◆ **INSTRUCTION**: Pick out all lines in the listing holding the string "JSON" and copy them.

Rows from a figure dataset
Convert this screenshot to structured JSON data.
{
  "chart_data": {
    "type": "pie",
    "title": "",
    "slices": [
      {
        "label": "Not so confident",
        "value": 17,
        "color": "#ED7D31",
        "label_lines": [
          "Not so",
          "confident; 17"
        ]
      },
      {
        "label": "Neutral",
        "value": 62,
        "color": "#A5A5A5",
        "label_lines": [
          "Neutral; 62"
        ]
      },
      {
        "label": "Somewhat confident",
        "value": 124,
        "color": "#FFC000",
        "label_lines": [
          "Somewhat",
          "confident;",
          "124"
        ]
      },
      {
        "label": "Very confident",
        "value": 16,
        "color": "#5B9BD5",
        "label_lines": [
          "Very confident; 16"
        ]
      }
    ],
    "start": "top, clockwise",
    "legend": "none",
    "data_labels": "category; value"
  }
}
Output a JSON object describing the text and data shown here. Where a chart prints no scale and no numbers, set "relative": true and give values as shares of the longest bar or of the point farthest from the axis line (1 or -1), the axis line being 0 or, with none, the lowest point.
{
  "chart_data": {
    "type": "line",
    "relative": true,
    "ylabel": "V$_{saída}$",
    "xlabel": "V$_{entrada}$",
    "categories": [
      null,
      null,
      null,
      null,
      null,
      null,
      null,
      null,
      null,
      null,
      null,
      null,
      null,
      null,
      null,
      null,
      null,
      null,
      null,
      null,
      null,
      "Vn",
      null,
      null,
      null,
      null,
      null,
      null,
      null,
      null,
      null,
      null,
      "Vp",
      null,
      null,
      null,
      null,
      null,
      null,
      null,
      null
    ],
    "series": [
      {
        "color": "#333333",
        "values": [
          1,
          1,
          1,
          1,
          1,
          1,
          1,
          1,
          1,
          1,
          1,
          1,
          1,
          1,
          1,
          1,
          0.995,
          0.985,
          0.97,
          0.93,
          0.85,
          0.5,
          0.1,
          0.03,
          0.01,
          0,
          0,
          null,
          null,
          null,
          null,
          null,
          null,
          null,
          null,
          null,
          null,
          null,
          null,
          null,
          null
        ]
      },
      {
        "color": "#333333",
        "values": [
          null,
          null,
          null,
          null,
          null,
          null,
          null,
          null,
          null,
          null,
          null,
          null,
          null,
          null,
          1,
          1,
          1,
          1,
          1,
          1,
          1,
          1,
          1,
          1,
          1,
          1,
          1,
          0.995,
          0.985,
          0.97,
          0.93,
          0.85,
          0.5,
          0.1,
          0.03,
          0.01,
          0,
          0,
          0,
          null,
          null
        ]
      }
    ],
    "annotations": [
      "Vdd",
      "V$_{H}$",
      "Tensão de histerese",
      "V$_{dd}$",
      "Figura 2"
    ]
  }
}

* * *

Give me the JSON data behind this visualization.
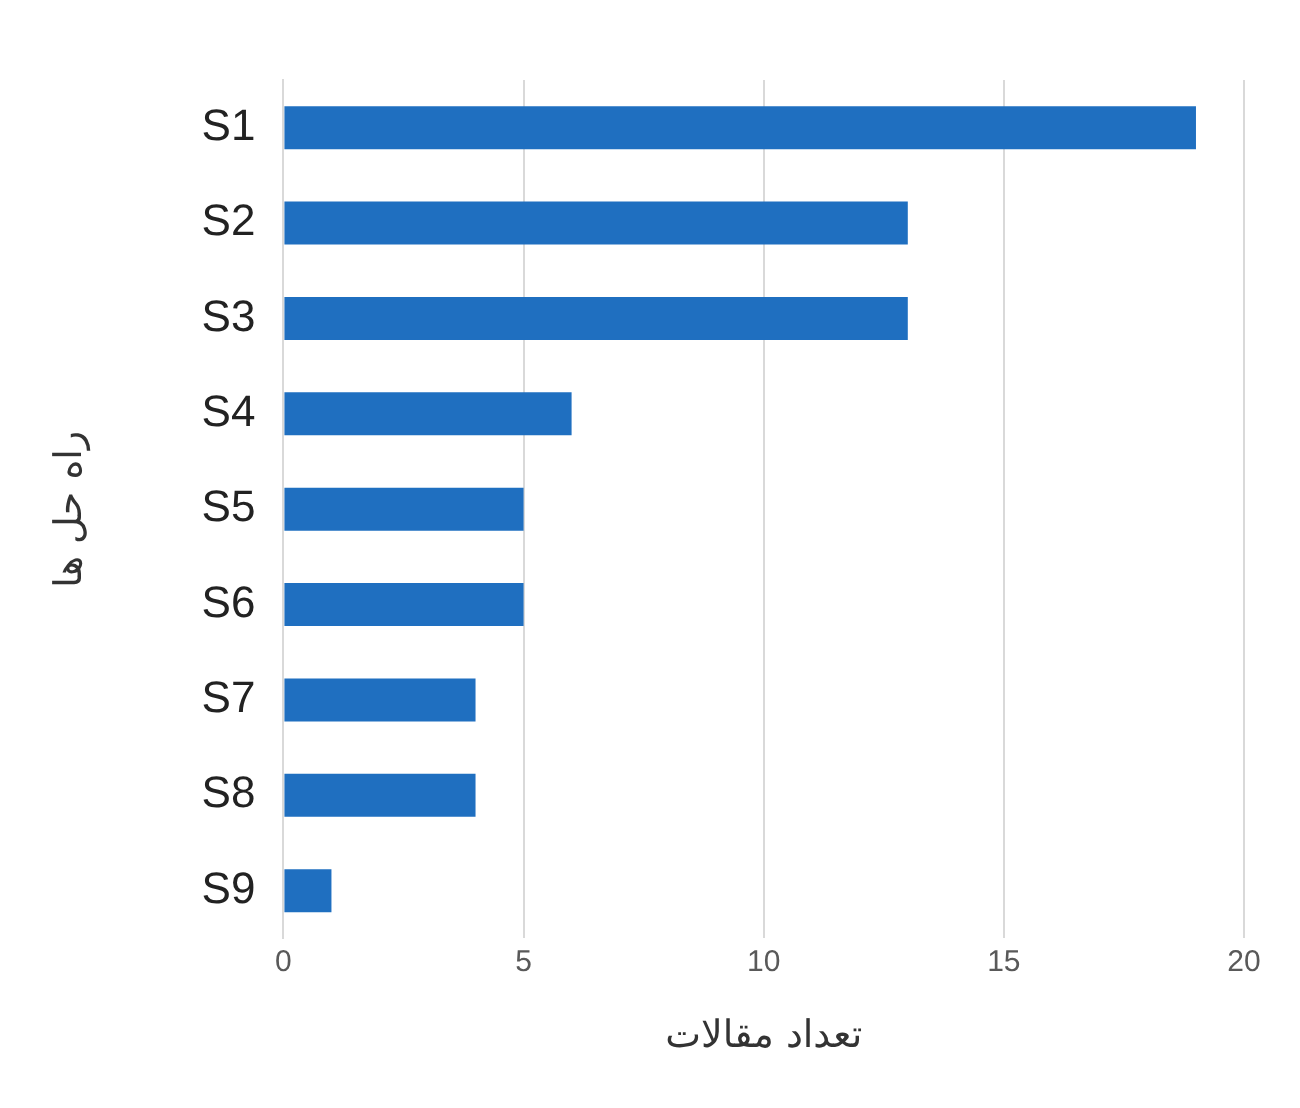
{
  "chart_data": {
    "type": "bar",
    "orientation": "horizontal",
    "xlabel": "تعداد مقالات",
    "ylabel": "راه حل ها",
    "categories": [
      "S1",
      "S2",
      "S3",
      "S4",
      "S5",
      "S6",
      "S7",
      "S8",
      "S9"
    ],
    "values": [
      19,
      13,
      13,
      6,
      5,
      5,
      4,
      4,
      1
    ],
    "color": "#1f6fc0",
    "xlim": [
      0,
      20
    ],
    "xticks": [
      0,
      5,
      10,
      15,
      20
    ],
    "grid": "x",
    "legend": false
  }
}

==

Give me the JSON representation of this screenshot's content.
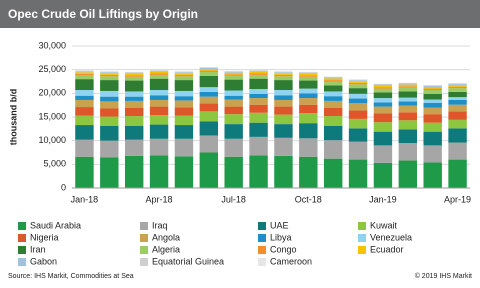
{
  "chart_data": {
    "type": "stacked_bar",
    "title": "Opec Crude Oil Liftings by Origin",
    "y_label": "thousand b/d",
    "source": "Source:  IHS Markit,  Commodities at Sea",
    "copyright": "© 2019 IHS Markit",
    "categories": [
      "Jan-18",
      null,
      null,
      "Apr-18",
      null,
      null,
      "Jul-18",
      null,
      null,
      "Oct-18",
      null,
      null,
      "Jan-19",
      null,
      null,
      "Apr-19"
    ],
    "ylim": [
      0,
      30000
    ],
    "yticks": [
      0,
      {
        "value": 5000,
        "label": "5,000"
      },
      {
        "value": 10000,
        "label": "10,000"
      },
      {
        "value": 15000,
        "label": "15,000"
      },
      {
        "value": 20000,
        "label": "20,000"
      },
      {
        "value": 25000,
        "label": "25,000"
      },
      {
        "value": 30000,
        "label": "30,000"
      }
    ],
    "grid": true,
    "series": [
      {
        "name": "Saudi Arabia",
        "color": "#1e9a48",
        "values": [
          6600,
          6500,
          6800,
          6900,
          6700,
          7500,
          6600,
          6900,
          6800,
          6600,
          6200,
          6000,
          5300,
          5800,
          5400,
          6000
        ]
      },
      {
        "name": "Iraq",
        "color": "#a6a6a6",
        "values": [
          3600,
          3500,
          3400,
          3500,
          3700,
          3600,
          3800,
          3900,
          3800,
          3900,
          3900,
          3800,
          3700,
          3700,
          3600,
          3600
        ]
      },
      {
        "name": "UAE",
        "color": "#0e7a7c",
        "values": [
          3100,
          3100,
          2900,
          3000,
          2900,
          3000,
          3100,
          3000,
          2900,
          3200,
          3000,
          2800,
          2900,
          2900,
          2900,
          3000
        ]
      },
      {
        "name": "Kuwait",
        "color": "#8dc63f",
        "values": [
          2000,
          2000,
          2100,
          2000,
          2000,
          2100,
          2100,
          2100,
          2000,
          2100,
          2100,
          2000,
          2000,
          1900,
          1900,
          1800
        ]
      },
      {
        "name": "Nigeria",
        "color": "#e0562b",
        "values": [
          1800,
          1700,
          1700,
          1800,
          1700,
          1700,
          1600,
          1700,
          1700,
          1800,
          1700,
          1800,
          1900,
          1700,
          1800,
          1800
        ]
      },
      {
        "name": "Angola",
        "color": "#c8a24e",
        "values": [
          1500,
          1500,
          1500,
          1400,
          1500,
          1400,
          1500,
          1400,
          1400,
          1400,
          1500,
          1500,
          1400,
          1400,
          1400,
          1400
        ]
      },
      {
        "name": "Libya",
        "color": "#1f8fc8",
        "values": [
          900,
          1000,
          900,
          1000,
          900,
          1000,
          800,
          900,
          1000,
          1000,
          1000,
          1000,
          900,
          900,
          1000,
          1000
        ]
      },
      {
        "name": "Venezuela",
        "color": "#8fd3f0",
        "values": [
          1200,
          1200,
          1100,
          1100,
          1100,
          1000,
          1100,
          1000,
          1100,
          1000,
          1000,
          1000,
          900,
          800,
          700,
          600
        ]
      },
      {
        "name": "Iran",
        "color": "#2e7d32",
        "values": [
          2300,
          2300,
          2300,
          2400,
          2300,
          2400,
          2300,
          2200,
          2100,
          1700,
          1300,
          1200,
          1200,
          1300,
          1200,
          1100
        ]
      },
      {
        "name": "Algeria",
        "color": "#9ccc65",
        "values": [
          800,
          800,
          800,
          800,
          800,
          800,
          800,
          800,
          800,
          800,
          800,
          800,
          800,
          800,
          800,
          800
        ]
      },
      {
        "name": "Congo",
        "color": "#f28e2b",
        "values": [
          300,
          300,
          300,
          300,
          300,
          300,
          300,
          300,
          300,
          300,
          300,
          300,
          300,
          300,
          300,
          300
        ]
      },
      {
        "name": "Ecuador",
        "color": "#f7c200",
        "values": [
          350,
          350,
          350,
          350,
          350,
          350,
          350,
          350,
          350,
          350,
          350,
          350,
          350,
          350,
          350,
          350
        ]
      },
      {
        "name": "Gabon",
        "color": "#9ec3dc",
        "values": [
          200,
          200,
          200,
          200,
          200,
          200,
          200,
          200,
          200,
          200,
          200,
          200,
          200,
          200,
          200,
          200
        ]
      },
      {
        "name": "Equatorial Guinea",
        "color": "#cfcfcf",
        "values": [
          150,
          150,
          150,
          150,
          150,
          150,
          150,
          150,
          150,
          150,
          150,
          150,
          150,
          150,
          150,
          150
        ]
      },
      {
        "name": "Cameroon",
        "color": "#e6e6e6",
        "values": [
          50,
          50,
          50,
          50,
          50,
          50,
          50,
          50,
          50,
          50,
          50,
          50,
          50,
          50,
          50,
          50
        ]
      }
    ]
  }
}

◆ **ANSWER BELOW**:
Convert this screenshot to structured JSON data.
Output a JSON object describing the text and data shown here. Where a chart prints no scale and no numbers, set "relative": true and give values as shares of the longest bar or of the point farthest from the axis line (1 or -1), the axis line being 0 or, with none, the lowest point.
Give me the JSON data behind this visualization.
Give me the JSON representation of this screenshot's content.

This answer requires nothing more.